DIRECTIONS FOR THIS TASK
Transcribe all of the material below word for word and leave out its pictures.

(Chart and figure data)
========================
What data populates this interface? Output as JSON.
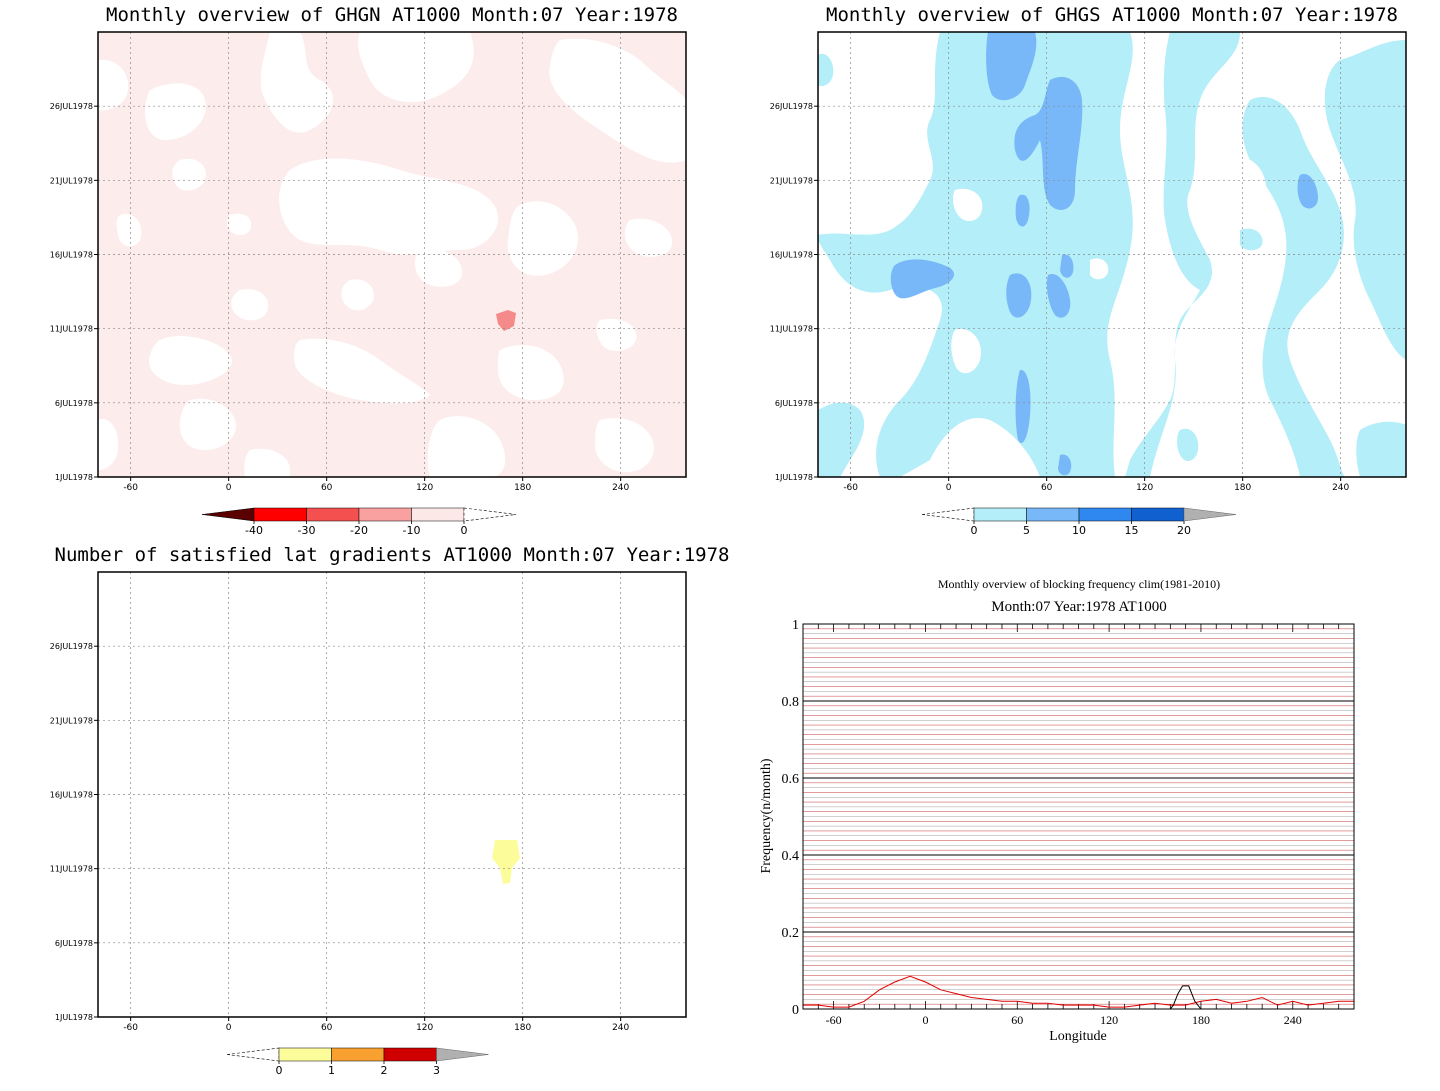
{
  "chart_data": [
    {
      "type": "heatmap",
      "title": "Monthly overview of GHGN AT1000 Month:07 Year:1978",
      "x_ticks": [
        "-60",
        "0",
        "60",
        "120",
        "180",
        "240"
      ],
      "x_tick_values": [
        -60,
        0,
        60,
        120,
        180,
        240
      ],
      "xlim": [
        -80,
        280
      ],
      "y_ticks": [
        "1JUL1978",
        "6JUL1978",
        "11JUL1978",
        "16JUL1978",
        "21JUL1978",
        "26JUL1978"
      ],
      "y_tick_values": [
        1,
        6,
        11,
        16,
        21,
        26
      ],
      "ylim": [
        1,
        31
      ],
      "colorbar": {
        "labels": [
          "-40",
          "-30",
          "-20",
          "-10",
          "0"
        ],
        "colors": [
          "#5a0000",
          "#ff0000",
          "#f45050",
          "#f9a0a0",
          "#fde8e8",
          "#ffffff"
        ]
      },
      "grid": true
    },
    {
      "type": "heatmap",
      "title": "Monthly overview of GHGS AT1000 Month:07 Year:1978",
      "x_ticks": [
        "-60",
        "0",
        "60",
        "120",
        "180",
        "240"
      ],
      "x_tick_values": [
        -60,
        0,
        60,
        120,
        180,
        240
      ],
      "xlim": [
        -80,
        280
      ],
      "y_ticks": [
        "1JUL1978",
        "6JUL1978",
        "11JUL1978",
        "16JUL1978",
        "21JUL1978",
        "26JUL1978"
      ],
      "y_tick_values": [
        1,
        6,
        11,
        16,
        21,
        26
      ],
      "ylim": [
        1,
        31
      ],
      "colorbar": {
        "labels": [
          "0",
          "5",
          "10",
          "15",
          "20"
        ],
        "colors": [
          "#ffffff",
          "#b4eef8",
          "#78b8f8",
          "#2e88f0",
          "#1060d0",
          "#b0b0b0"
        ]
      },
      "grid": true
    },
    {
      "type": "heatmap",
      "title": "Number of satisfied lat gradients AT1000 Month:07 Year:1978",
      "x_ticks": [
        "-60",
        "0",
        "60",
        "120",
        "180",
        "240"
      ],
      "x_tick_values": [
        -60,
        0,
        60,
        120,
        180,
        240
      ],
      "xlim": [
        -80,
        280
      ],
      "y_ticks": [
        "1JUL1978",
        "6JUL1978",
        "11JUL1978",
        "16JUL1978",
        "21JUL1978",
        "26JUL1978"
      ],
      "y_tick_values": [
        1,
        6,
        11,
        16,
        21,
        26
      ],
      "ylim": [
        1,
        31
      ],
      "colorbar": {
        "labels": [
          "0",
          "1",
          "2",
          "3"
        ],
        "colors": [
          "#ffffff",
          "#fdfc9a",
          "#f8a030",
          "#d00000",
          "#b0b0b0"
        ]
      },
      "grid": true
    },
    {
      "type": "line",
      "title": "Monthly overview of blocking frequency clim(1981-2010)",
      "subtitle": "Month:07 Year:1978  AT1000",
      "xlabel": "Longitude",
      "ylabel": "Frequency(n/month)",
      "x_ticks": [
        "-60",
        "0",
        "60",
        "120",
        "180",
        "240"
      ],
      "x_tick_values": [
        -60,
        0,
        60,
        120,
        180,
        240
      ],
      "y_ticks": [
        "0",
        "0.2",
        "0.4",
        "0.6",
        "0.8",
        "1"
      ],
      "y_tick_values": [
        0,
        0.2,
        0.4,
        0.6,
        0.8,
        1
      ],
      "xlim": [
        -80,
        280
      ],
      "ylim": [
        0,
        1
      ],
      "series": [
        {
          "color": "#e00000",
          "x": [
            -80,
            -70,
            -60,
            -50,
            -40,
            -30,
            -20,
            -10,
            0,
            10,
            20,
            30,
            40,
            50,
            60,
            70,
            80,
            90,
            100,
            110,
            120,
            130,
            140,
            150,
            160,
            170,
            180,
            190,
            200,
            210,
            220,
            230,
            240,
            250,
            260,
            270,
            280
          ],
          "y": [
            0.01,
            0.01,
            0.005,
            0.005,
            0.02,
            0.05,
            0.07,
            0.085,
            0.07,
            0.05,
            0.04,
            0.03,
            0.025,
            0.02,
            0.02,
            0.015,
            0.015,
            0.01,
            0.01,
            0.01,
            0.005,
            0.005,
            0.01,
            0.015,
            0.01,
            0.01,
            0.02,
            0.025,
            0.015,
            0.02,
            0.03,
            0.01,
            0.02,
            0.01,
            0.015,
            0.02,
            0.02
          ]
        },
        {
          "color": "#000000",
          "x": [
            -80,
            -70,
            -60,
            -50,
            -40,
            -30,
            -20,
            -10,
            0,
            10,
            20,
            30,
            40,
            50,
            60,
            70,
            80,
            90,
            100,
            110,
            120,
            130,
            140,
            150,
            160,
            162,
            165,
            168,
            172,
            176,
            180,
            190,
            200,
            210,
            220,
            230,
            240,
            250,
            260,
            270,
            280
          ],
          "y": [
            0,
            0,
            0,
            0,
            0,
            0,
            0,
            0,
            0,
            0,
            0,
            0,
            0,
            0,
            0,
            0,
            0,
            0,
            0,
            0,
            0,
            0,
            0,
            0,
            0,
            0.01,
            0.04,
            0.06,
            0.06,
            0.02,
            0,
            0,
            0,
            0,
            0,
            0,
            0,
            0,
            0,
            0,
            0
          ]
        }
      ],
      "grid": true
    }
  ]
}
========================
SOLUTION TO THIS TASK
What data populates this interface? Output as JSON.
{
  "chart_data": [
    {
      "type": "heatmap",
      "title": "Monthly overview of GHGN AT1000 Month:07 Year:1978",
      "x_ticks": [
        "-60",
        "0",
        "60",
        "120",
        "180",
        "240"
      ],
      "x_tick_values": [
        -60,
        0,
        60,
        120,
        180,
        240
      ],
      "xlim": [
        -80,
        280
      ],
      "y_ticks": [
        "1JUL1978",
        "6JUL1978",
        "11JUL1978",
        "16JUL1978",
        "21JUL1978",
        "26JUL1978"
      ],
      "y_tick_values": [
        1,
        6,
        11,
        16,
        21,
        26
      ],
      "ylim": [
        1,
        31
      ],
      "colorbar": {
        "labels": [
          "-40",
          "-30",
          "-20",
          "-10",
          "0"
        ],
        "colors": [
          "#5a0000",
          "#ff0000",
          "#f45050",
          "#f9a0a0",
          "#fde8e8",
          "#ffffff"
        ]
      },
      "grid": true
    },
    {
      "type": "heatmap",
      "title": "Monthly overview of GHGS AT1000 Month:07 Year:1978",
      "x_ticks": [
        "-60",
        "0",
        "60",
        "120",
        "180",
        "240"
      ],
      "x_tick_values": [
        -60,
        0,
        60,
        120,
        180,
        240
      ],
      "xlim": [
        -80,
        280
      ],
      "y_ticks": [
        "1JUL1978",
        "6JUL1978",
        "11JUL1978",
        "16JUL1978",
        "21JUL1978",
        "26JUL1978"
      ],
      "y_tick_values": [
        1,
        6,
        11,
        16,
        21,
        26
      ],
      "ylim": [
        1,
        31
      ],
      "colorbar": {
        "labels": [
          "0",
          "5",
          "10",
          "15",
          "20"
        ],
        "colors": [
          "#ffffff",
          "#b4eef8",
          "#78b8f8",
          "#2e88f0",
          "#1060d0",
          "#b0b0b0"
        ]
      },
      "grid": true
    },
    {
      "type": "heatmap",
      "title": "Number of satisfied lat gradients AT1000 Month:07 Year:1978",
      "x_ticks": [
        "-60",
        "0",
        "60",
        "120",
        "180",
        "240"
      ],
      "x_tick_values": [
        -60,
        0,
        60,
        120,
        180,
        240
      ],
      "xlim": [
        -80,
        280
      ],
      "y_ticks": [
        "1JUL1978",
        "6JUL1978",
        "11JUL1978",
        "16JUL1978",
        "21JUL1978",
        "26JUL1978"
      ],
      "y_tick_values": [
        1,
        6,
        11,
        16,
        21,
        26
      ],
      "ylim": [
        1,
        31
      ],
      "colorbar": {
        "labels": [
          "0",
          "1",
          "2",
          "3"
        ],
        "colors": [
          "#ffffff",
          "#fdfc9a",
          "#f8a030",
          "#d00000",
          "#b0b0b0"
        ]
      },
      "grid": true
    },
    {
      "type": "line",
      "title": "Monthly overview of blocking frequency clim(1981-2010)",
      "subtitle": "Month:07 Year:1978  AT1000",
      "xlabel": "Longitude",
      "ylabel": "Frequency(n/month)",
      "x_ticks": [
        "-60",
        "0",
        "60",
        "120",
        "180",
        "240"
      ],
      "x_tick_values": [
        -60,
        0,
        60,
        120,
        180,
        240
      ],
      "y_ticks": [
        "0",
        "0.2",
        "0.4",
        "0.6",
        "0.8",
        "1"
      ],
      "y_tick_values": [
        0,
        0.2,
        0.4,
        0.6,
        0.8,
        1
      ],
      "xlim": [
        -80,
        280
      ],
      "ylim": [
        0,
        1
      ],
      "series": [
        {
          "color": "#e00000",
          "x": [
            -80,
            -70,
            -60,
            -50,
            -40,
            -30,
            -20,
            -10,
            0,
            10,
            20,
            30,
            40,
            50,
            60,
            70,
            80,
            90,
            100,
            110,
            120,
            130,
            140,
            150,
            160,
            170,
            180,
            190,
            200,
            210,
            220,
            230,
            240,
            250,
            260,
            270,
            280
          ],
          "y": [
            0.01,
            0.01,
            0.005,
            0.005,
            0.02,
            0.05,
            0.07,
            0.085,
            0.07,
            0.05,
            0.04,
            0.03,
            0.025,
            0.02,
            0.02,
            0.015,
            0.015,
            0.01,
            0.01,
            0.01,
            0.005,
            0.005,
            0.01,
            0.015,
            0.01,
            0.01,
            0.02,
            0.025,
            0.015,
            0.02,
            0.03,
            0.01,
            0.02,
            0.01,
            0.015,
            0.02,
            0.02
          ]
        },
        {
          "color": "#000000",
          "x": [
            -80,
            -70,
            -60,
            -50,
            -40,
            -30,
            -20,
            -10,
            0,
            10,
            20,
            30,
            40,
            50,
            60,
            70,
            80,
            90,
            100,
            110,
            120,
            130,
            140,
            150,
            160,
            162,
            165,
            168,
            172,
            176,
            180,
            190,
            200,
            210,
            220,
            230,
            240,
            250,
            260,
            270,
            280
          ],
          "y": [
            0,
            0,
            0,
            0,
            0,
            0,
            0,
            0,
            0,
            0,
            0,
            0,
            0,
            0,
            0,
            0,
            0,
            0,
            0,
            0,
            0,
            0,
            0,
            0,
            0,
            0.01,
            0.04,
            0.06,
            0.06,
            0.02,
            0,
            0,
            0,
            0,
            0,
            0,
            0,
            0,
            0,
            0,
            0
          ]
        }
      ],
      "grid": true
    }
  ]
}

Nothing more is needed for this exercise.